__Task goal__
Make a verbatim copy of the entries below; pictures stay out.

-- begin --

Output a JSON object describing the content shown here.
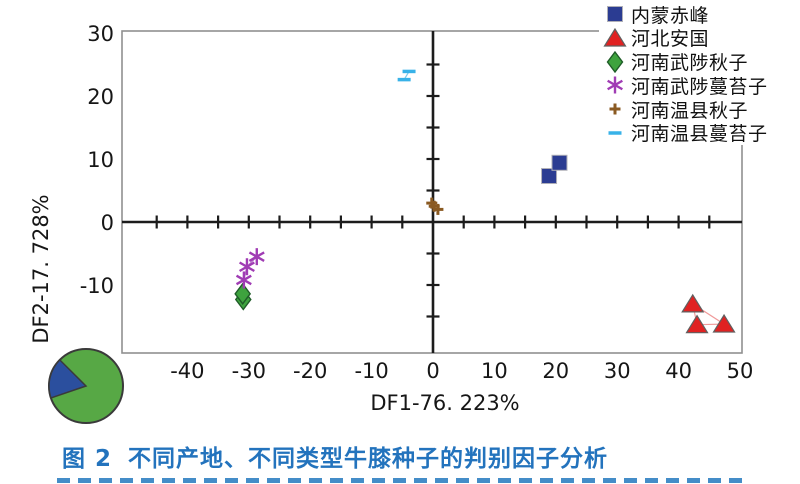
{
  "figure": {
    "caption_prefix": "图 2",
    "caption_text": "不同产地、不同类型牛膝种子的判别因子分析",
    "caption_color": "#2373bd"
  },
  "chart_data": {
    "type": "scatter",
    "title": "",
    "xlabel": "DF1-76. 223%",
    "ylabel": "DF2-17. 728%",
    "xlim": [
      -50.7,
      50.3
    ],
    "ylim": [
      -20.9,
      30.3
    ],
    "x_ticks_labeled": [
      -40,
      -30,
      -20,
      -10,
      0,
      10,
      20,
      30,
      40,
      50
    ],
    "y_ticks_labeled": [
      30,
      20,
      10,
      0,
      -10
    ],
    "minor_tick_step": 5,
    "grid": false,
    "legend_position": "top-right",
    "series": [
      {
        "name": "内蒙赤峰",
        "marker": "square",
        "color": "#2b3c92",
        "points": [
          [
            18.9,
            7.3
          ],
          [
            20.6,
            9.4
          ]
        ]
      },
      {
        "name": "河北安国",
        "marker": "triangle",
        "color": "#e02222",
        "connect": "loop",
        "line_color": "#f09a9a",
        "points": [
          [
            42.3,
            -13.0
          ],
          [
            43.0,
            -16.3
          ],
          [
            47.4,
            -16.2
          ]
        ]
      },
      {
        "name": "河南武陟秋子",
        "marker": "diamond",
        "color": "#3ea33e",
        "points": [
          [
            -30.9,
            -12.3
          ],
          [
            -31.0,
            -11.4
          ]
        ]
      },
      {
        "name": "河南武陟蔓苔子",
        "marker": "asterisk",
        "color": "#a03cb4",
        "connect": "chain",
        "line_color": "#b470c8",
        "points": [
          [
            -28.7,
            -5.5
          ],
          [
            -30.3,
            -7.1
          ],
          [
            -30.8,
            -9.2
          ]
        ]
      },
      {
        "name": "河南温县秋子",
        "marker": "plus",
        "color": "#8a5a22",
        "points": [
          [
            -0.2,
            3.0
          ],
          [
            0.2,
            2.5
          ],
          [
            0.8,
            2.0
          ]
        ]
      },
      {
        "name": "河南温县蔓苔子",
        "marker": "dash",
        "color": "#38b2e8",
        "connect": "chain",
        "line_color": "#7accee",
        "points": [
          [
            -3.9,
            23.9
          ],
          [
            -4.7,
            22.6
          ]
        ]
      }
    ],
    "inset_pie": {
      "slices": [
        {
          "value": 82.3,
          "color": "#57a845"
        },
        {
          "value": 17.7,
          "color": "#2b4f9e"
        }
      ]
    }
  }
}
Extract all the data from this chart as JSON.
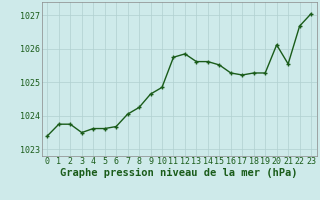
{
  "x": [
    0,
    1,
    2,
    3,
    4,
    5,
    6,
    7,
    8,
    9,
    10,
    11,
    12,
    13,
    14,
    15,
    16,
    17,
    18,
    19,
    20,
    21,
    22,
    23
  ],
  "y": [
    1023.4,
    1023.75,
    1023.75,
    1023.5,
    1023.62,
    1023.62,
    1023.68,
    1024.05,
    1024.25,
    1024.65,
    1024.85,
    1025.75,
    1025.85,
    1025.62,
    1025.62,
    1025.52,
    1025.28,
    1025.22,
    1025.28,
    1025.28,
    1026.12,
    1025.55,
    1026.68,
    1027.05
  ],
  "line_color": "#1a5c1a",
  "marker": "+",
  "background_color": "#ceeaea",
  "grid_color": "#b0d0d0",
  "ylabel_values": [
    1023,
    1024,
    1025,
    1026,
    1027
  ],
  "xlabel_values": [
    0,
    1,
    2,
    3,
    4,
    5,
    6,
    7,
    8,
    9,
    10,
    11,
    12,
    13,
    14,
    15,
    16,
    17,
    18,
    19,
    20,
    21,
    22,
    23
  ],
  "xlabel_label": "Graphe pression niveau de la mer (hPa)",
  "xlim": [
    -0.5,
    23.5
  ],
  "ylim": [
    1022.8,
    1027.4
  ],
  "title_color": "#1a5c1a",
  "tick_fontsize": 6,
  "axis_label_fontsize": 7.5,
  "linewidth": 1.0,
  "markersize": 3.5,
  "spine_color": "#888888"
}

-- end --

__Finished answer__
Output a JSON object describing the content shown here.
{
  "figure": {
    "caption_prefix": "图 2",
    "caption_text": "不同产地、不同类型牛膝种子的判别因子分析",
    "caption_color": "#2373bd"
  },
  "chart_data": {
    "type": "scatter",
    "title": "",
    "xlabel": "DF1-76. 223%",
    "ylabel": "DF2-17. 728%",
    "xlim": [
      -50.7,
      50.3
    ],
    "ylim": [
      -20.9,
      30.3
    ],
    "x_ticks_labeled": [
      -40,
      -30,
      -20,
      -10,
      0,
      10,
      20,
      30,
      40,
      50
    ],
    "y_ticks_labeled": [
      30,
      20,
      10,
      0,
      -10
    ],
    "minor_tick_step": 5,
    "grid": false,
    "legend_position": "top-right",
    "series": [
      {
        "name": "内蒙赤峰",
        "marker": "square",
        "color": "#2b3c92",
        "points": [
          [
            18.9,
            7.3
          ],
          [
            20.6,
            9.4
          ]
        ]
      },
      {
        "name": "河北安国",
        "marker": "triangle",
        "color": "#e02222",
        "connect": "loop",
        "line_color": "#f09a9a",
        "points": [
          [
            42.3,
            -13.0
          ],
          [
            43.0,
            -16.3
          ],
          [
            47.4,
            -16.2
          ]
        ]
      },
      {
        "name": "河南武陟秋子",
        "marker": "diamond",
        "color": "#3ea33e",
        "points": [
          [
            -30.9,
            -12.3
          ],
          [
            -31.0,
            -11.4
          ]
        ]
      },
      {
        "name": "河南武陟蔓苔子",
        "marker": "asterisk",
        "color": "#a03cb4",
        "connect": "chain",
        "line_color": "#b470c8",
        "points": [
          [
            -28.7,
            -5.5
          ],
          [
            -30.3,
            -7.1
          ],
          [
            -30.8,
            -9.2
          ]
        ]
      },
      {
        "name": "河南温县秋子",
        "marker": "plus",
        "color": "#8a5a22",
        "points": [
          [
            -0.2,
            3.0
          ],
          [
            0.2,
            2.5
          ],
          [
            0.8,
            2.0
          ]
        ]
      },
      {
        "name": "河南温县蔓苔子",
        "marker": "dash",
        "color": "#38b2e8",
        "connect": "chain",
        "line_color": "#7accee",
        "points": [
          [
            -3.9,
            23.9
          ],
          [
            -4.7,
            22.6
          ]
        ]
      }
    ],
    "inset_pie": {
      "slices": [
        {
          "value": 82.3,
          "color": "#57a845"
        },
        {
          "value": 17.7,
          "color": "#2b4f9e"
        }
      ]
    }
  }
}
Extract all the data from this chart as JSON.
{
  "x": [
    0,
    1,
    2,
    3,
    4,
    5,
    6,
    7,
    8,
    9,
    10,
    11,
    12,
    13,
    14,
    15,
    16,
    17,
    18,
    19,
    20,
    21,
    22,
    23
  ],
  "y": [
    1023.4,
    1023.75,
    1023.75,
    1023.5,
    1023.62,
    1023.62,
    1023.68,
    1024.05,
    1024.25,
    1024.65,
    1024.85,
    1025.75,
    1025.85,
    1025.62,
    1025.62,
    1025.52,
    1025.28,
    1025.22,
    1025.28,
    1025.28,
    1026.12,
    1025.55,
    1026.68,
    1027.05
  ],
  "line_color": "#1a5c1a",
  "marker": "+",
  "background_color": "#ceeaea",
  "grid_color": "#b0d0d0",
  "ylabel_values": [
    1023,
    1024,
    1025,
    1026,
    1027
  ],
  "xlabel_values": [
    0,
    1,
    2,
    3,
    4,
    5,
    6,
    7,
    8,
    9,
    10,
    11,
    12,
    13,
    14,
    15,
    16,
    17,
    18,
    19,
    20,
    21,
    22,
    23
  ],
  "xlabel_label": "Graphe pression niveau de la mer (hPa)",
  "xlim": [
    -0.5,
    23.5
  ],
  "ylim": [
    1022.8,
    1027.4
  ],
  "title_color": "#1a5c1a",
  "tick_fontsize": 6,
  "axis_label_fontsize": 7.5,
  "linewidth": 1.0,
  "markersize": 3.5,
  "spine_color": "#888888"
}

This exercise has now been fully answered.